# BRIEF:
Pull out all lines from the listing below in which the word "annotation" appears.

Records that describe figures

┌──

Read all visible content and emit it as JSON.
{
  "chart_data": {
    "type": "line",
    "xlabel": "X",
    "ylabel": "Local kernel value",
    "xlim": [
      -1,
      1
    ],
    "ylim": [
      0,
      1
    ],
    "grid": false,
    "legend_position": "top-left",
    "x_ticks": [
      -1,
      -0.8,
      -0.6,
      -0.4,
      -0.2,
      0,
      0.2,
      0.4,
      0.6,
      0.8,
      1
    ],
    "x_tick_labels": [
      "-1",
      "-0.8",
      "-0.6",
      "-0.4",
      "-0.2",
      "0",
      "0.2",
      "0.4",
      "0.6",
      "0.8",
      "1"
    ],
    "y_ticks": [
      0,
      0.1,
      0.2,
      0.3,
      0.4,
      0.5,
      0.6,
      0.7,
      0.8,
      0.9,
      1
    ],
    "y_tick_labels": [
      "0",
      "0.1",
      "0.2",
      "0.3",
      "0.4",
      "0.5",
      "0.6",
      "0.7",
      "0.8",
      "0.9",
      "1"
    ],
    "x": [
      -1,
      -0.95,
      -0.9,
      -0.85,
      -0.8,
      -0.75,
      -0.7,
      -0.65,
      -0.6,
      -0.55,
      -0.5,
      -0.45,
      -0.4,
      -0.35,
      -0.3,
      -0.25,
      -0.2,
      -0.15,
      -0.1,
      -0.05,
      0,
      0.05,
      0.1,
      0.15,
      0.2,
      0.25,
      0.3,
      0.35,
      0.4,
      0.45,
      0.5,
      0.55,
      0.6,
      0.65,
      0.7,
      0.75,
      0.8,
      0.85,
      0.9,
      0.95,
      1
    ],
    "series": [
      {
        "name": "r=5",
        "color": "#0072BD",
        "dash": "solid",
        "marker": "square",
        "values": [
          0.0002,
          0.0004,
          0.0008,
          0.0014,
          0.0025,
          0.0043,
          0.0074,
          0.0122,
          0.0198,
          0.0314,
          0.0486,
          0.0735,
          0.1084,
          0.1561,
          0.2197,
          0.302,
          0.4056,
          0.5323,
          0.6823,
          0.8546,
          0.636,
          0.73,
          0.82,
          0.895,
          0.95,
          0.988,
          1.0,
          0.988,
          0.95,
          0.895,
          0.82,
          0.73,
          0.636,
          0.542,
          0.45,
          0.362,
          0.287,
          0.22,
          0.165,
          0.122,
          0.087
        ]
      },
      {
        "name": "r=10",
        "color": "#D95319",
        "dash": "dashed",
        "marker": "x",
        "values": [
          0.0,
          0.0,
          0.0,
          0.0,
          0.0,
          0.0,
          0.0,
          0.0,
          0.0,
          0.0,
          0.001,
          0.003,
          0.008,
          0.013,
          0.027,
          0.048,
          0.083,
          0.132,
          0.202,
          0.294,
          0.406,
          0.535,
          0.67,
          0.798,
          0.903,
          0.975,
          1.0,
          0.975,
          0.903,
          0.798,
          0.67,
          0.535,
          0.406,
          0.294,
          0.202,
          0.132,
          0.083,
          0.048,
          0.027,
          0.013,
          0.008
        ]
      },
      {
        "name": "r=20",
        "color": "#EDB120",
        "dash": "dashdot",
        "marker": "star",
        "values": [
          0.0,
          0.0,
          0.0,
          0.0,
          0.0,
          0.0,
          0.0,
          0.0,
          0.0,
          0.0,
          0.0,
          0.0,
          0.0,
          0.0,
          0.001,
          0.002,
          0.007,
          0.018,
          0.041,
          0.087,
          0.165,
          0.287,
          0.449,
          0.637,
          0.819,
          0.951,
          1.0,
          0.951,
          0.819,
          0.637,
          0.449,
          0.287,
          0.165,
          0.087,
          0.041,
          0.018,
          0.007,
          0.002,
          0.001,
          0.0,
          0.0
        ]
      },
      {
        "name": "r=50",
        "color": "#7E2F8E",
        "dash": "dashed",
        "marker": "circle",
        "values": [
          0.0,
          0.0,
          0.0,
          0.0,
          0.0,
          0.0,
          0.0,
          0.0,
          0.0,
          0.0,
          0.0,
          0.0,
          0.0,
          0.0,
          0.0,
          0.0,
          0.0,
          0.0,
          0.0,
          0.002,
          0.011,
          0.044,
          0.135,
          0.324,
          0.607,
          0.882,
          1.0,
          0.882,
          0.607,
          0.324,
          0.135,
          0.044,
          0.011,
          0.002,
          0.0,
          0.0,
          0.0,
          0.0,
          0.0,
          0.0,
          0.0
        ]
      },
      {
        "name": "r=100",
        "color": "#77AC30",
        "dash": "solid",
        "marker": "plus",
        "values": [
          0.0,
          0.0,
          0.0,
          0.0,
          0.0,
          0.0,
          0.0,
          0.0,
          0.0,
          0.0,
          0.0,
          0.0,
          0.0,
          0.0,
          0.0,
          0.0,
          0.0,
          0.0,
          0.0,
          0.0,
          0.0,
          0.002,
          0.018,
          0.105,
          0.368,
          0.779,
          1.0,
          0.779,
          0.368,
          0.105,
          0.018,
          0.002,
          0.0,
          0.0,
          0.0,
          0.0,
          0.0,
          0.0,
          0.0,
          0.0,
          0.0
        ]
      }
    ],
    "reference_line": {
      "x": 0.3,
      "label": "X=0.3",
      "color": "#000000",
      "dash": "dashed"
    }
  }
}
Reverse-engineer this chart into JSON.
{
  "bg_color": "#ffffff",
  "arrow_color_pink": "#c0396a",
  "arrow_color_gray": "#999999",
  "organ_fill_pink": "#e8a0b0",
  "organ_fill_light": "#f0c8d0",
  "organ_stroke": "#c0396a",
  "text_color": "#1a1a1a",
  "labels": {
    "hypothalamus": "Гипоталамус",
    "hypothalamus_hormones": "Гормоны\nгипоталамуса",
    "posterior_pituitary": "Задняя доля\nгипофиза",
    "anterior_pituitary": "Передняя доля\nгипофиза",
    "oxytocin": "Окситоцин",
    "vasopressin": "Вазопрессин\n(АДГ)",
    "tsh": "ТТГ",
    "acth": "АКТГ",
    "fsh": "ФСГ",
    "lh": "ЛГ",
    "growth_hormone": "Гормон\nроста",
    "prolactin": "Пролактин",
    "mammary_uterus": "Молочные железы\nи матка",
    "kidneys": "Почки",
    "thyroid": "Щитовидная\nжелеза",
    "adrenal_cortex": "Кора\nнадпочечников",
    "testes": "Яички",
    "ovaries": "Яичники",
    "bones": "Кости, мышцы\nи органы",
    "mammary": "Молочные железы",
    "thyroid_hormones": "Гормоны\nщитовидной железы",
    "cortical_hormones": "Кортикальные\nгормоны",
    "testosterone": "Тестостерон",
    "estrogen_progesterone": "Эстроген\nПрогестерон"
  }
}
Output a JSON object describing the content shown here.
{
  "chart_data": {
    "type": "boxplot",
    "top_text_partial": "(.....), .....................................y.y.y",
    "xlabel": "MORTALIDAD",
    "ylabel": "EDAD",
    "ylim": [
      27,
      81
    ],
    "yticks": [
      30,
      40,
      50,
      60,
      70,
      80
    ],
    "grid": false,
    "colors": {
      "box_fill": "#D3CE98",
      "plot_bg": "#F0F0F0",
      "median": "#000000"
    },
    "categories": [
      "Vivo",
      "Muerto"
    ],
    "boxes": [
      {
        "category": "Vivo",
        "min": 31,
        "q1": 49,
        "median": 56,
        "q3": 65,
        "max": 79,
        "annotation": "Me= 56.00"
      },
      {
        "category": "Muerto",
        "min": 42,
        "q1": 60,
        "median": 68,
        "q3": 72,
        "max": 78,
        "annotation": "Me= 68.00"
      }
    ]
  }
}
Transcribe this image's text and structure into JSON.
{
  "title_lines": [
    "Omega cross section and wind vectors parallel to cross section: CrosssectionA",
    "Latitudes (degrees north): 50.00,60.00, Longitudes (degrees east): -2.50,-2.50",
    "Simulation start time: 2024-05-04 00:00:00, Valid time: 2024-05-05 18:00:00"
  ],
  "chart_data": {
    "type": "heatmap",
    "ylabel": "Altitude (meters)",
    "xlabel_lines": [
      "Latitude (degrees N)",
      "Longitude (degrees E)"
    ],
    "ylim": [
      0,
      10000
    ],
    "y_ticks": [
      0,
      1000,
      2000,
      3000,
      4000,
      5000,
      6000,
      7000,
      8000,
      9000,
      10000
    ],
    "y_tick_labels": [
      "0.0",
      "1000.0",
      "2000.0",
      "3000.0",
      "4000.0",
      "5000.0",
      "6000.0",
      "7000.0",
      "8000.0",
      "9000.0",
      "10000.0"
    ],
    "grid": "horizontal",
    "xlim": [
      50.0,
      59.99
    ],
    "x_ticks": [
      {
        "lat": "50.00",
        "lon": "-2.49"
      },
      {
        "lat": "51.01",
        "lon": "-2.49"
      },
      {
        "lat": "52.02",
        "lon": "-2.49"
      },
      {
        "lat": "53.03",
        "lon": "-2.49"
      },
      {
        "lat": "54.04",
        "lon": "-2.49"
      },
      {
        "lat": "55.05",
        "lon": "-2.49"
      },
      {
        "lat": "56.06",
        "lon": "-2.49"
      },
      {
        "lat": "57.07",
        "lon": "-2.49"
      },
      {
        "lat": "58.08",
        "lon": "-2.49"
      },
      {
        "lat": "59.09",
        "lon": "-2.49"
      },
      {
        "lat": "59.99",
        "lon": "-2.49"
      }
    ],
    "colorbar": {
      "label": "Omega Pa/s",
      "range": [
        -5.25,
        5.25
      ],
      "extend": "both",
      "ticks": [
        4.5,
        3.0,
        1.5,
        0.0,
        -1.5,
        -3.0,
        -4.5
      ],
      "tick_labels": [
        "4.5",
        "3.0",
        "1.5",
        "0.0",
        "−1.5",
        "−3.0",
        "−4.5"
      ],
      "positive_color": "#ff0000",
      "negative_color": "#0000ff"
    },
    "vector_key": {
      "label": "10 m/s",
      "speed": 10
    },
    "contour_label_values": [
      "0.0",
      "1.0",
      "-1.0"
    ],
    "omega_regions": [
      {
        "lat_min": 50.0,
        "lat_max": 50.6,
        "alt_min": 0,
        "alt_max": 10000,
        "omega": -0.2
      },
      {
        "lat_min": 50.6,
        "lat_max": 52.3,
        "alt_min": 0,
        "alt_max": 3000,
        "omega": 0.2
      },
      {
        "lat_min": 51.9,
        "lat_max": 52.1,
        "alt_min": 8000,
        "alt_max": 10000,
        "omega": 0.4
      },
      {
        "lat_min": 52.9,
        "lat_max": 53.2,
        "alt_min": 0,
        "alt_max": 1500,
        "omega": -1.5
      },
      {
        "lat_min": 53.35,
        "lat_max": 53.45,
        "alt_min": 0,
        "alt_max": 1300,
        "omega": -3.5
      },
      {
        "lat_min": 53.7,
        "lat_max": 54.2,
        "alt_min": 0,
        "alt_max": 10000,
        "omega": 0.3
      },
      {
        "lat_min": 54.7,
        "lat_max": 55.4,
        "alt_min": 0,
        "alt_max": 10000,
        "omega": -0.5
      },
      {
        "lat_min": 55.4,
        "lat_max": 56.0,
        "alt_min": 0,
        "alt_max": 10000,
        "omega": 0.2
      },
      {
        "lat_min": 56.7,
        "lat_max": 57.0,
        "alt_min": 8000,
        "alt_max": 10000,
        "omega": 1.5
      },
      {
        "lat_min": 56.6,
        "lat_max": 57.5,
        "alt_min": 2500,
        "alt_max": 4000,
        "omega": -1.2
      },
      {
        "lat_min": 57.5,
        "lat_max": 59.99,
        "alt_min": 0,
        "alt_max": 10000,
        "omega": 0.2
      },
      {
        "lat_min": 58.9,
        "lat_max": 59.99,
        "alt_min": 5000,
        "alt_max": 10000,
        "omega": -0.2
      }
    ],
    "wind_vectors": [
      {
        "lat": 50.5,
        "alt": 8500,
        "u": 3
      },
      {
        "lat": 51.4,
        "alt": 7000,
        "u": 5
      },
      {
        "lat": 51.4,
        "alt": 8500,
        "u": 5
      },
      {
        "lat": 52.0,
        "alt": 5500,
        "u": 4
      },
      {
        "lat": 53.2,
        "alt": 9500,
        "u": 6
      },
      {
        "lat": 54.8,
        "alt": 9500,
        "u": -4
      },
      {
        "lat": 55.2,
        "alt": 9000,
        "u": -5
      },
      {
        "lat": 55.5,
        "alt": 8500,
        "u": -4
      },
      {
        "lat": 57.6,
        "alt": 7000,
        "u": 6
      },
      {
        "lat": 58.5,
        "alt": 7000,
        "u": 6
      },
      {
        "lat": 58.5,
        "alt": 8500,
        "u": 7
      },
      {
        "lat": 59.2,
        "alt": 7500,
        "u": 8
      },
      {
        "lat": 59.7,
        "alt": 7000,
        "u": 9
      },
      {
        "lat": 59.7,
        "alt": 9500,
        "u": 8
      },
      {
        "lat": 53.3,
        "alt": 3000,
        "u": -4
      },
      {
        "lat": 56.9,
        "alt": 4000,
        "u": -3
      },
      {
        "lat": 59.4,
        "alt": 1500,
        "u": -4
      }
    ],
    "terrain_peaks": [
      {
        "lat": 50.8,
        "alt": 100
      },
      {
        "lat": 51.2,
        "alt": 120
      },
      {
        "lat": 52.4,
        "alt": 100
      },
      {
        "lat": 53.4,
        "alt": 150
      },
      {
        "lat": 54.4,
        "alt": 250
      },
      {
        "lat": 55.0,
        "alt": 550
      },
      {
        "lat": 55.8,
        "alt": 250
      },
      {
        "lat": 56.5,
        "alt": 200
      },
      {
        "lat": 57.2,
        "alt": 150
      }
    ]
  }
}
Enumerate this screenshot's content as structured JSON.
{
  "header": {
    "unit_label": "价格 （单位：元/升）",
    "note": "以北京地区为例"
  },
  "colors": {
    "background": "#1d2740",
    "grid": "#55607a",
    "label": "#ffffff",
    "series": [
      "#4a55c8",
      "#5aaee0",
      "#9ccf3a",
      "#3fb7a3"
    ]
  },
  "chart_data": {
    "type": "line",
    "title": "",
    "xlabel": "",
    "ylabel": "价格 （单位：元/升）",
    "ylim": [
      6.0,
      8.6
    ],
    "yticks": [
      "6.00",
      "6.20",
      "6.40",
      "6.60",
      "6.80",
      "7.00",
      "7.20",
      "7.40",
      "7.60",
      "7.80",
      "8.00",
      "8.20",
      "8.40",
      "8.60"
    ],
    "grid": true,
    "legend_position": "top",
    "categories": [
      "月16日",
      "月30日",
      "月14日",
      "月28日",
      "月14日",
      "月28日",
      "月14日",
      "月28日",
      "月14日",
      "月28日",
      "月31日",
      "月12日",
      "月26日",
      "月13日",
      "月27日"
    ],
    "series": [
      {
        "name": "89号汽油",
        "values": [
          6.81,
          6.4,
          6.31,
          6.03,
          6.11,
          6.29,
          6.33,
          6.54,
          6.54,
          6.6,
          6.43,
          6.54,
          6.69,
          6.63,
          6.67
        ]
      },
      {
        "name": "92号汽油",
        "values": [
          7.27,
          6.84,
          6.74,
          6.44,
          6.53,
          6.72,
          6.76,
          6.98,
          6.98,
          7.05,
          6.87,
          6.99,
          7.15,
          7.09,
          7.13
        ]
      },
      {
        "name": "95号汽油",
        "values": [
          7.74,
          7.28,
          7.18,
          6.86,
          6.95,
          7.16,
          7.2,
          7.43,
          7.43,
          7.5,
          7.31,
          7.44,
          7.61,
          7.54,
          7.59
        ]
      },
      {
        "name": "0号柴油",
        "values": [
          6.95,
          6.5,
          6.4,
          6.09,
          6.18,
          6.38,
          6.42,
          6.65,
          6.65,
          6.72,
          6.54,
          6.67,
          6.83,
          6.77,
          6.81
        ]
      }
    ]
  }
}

└──

# FINAL ANSWER:
        "annotation": "Me= 56.00"
        "annotation": "Me= 68.00"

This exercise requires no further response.